-- BEGIN Data provided --
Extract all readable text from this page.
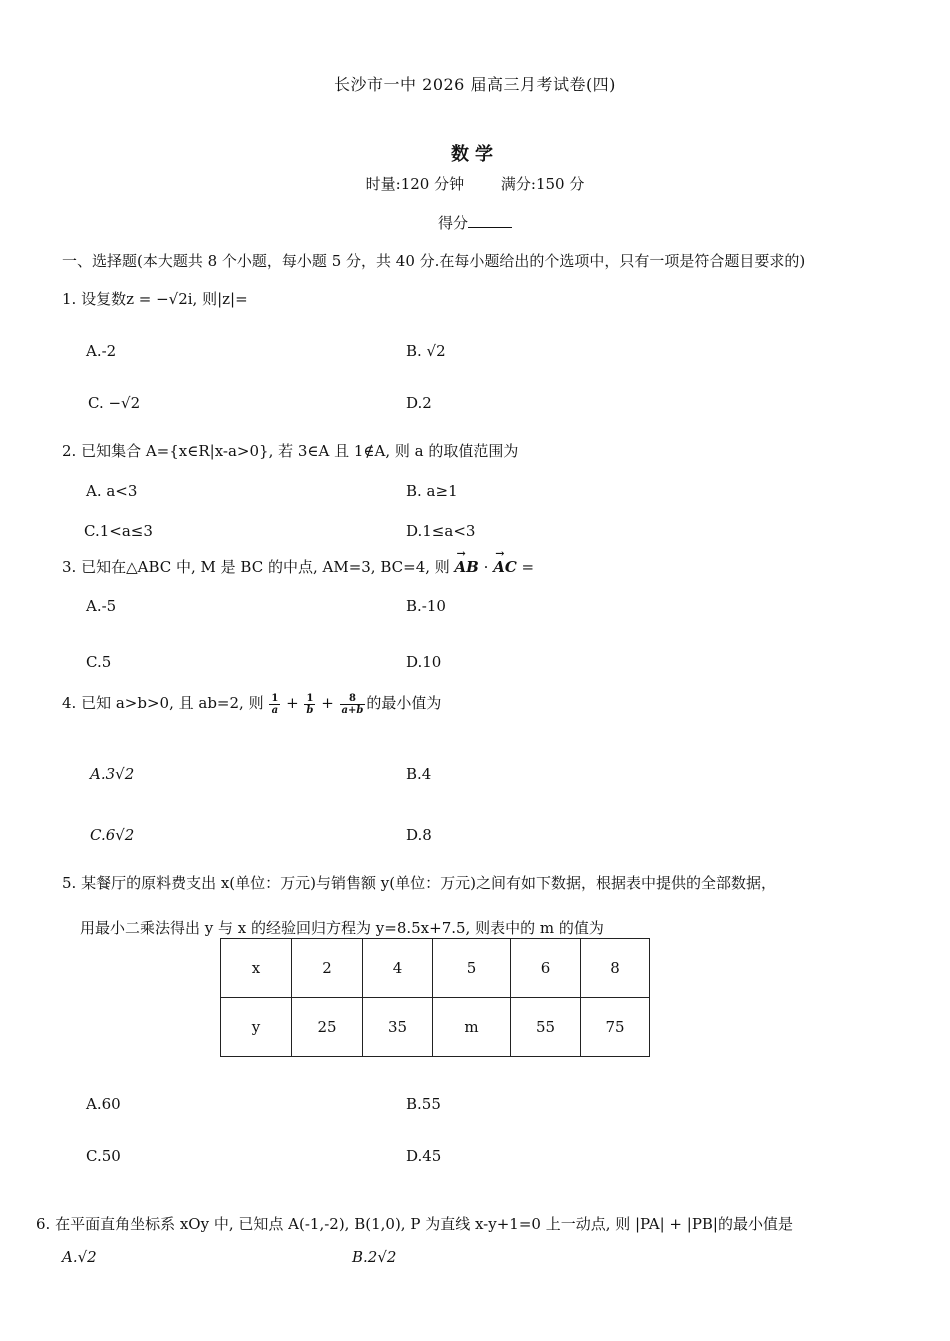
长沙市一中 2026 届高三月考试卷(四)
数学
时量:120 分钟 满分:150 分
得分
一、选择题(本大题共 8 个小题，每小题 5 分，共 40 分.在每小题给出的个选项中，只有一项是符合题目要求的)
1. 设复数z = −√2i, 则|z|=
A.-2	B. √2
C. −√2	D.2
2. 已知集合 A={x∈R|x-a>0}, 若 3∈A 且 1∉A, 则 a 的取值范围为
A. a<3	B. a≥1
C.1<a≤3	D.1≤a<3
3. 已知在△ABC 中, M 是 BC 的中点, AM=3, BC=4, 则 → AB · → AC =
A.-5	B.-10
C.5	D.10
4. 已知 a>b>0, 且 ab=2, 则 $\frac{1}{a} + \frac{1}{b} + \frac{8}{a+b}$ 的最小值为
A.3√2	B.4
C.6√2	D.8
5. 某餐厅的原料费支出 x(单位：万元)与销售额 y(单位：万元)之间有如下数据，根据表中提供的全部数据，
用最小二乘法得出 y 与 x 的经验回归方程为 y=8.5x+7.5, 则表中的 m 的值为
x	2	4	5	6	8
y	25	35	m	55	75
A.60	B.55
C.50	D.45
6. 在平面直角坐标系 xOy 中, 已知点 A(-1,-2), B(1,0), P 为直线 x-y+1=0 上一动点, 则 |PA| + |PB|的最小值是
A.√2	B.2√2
-- END Data provided --
> Written instruction: Print the complete listing exactly, apart from any pictures.

> Result for this task:
Extract all readable text from this page.
长沙市一中 2026 届高三月考试卷(四)
数学
时量:120 分钟 满分:150 分
得分
一、选择题(本大题共 8 个小题，每小题 5 分，共 40 分.在每小题给出的个选项中，只有一项是符合题目要求的)
1. 设复数z = −√2i, 则|z|=
A.-2	B. √2
C. −√2	D.2
2. 已知集合 A={x∈R|x-a>0}, 若 3∈A 且 1∉A, 则 a 的取值范围为
A. a<3	B. a≥1
C.1<a≤3	D.1≤a<3
3. 已知在△ABC 中, M 是 BC 的中点, AM=3, BC=4, 则 → AB · → AC =
A.-5	B.-10
C.5	D.10
4. 已知 a>b>0, 且 ab=2, 则 $\frac{1}{a} + \frac{1}{b} + \frac{8}{a+b}$ 的最小值为
A.3√2	B.4
C.6√2	D.8
5. 某餐厅的原料费支出 x(单位：万元)与销售额 y(单位：万元)之间有如下数据，根据表中提供的全部数据，
用最小二乘法得出 y 与 x 的经验回归方程为 y=8.5x+7.5, 则表中的 m 的值为
x	2	4	5	6	8
y	25	35	m	55	75
A.60	B.55
C.50	D.45
6. 在平面直角坐标系 xOy 中, 已知点 A(-1,-2), B(1,0), P 为直线 x-y+1=0 上一动点, 则 |PA| + |PB|的最小值是
A.√2	B.2√2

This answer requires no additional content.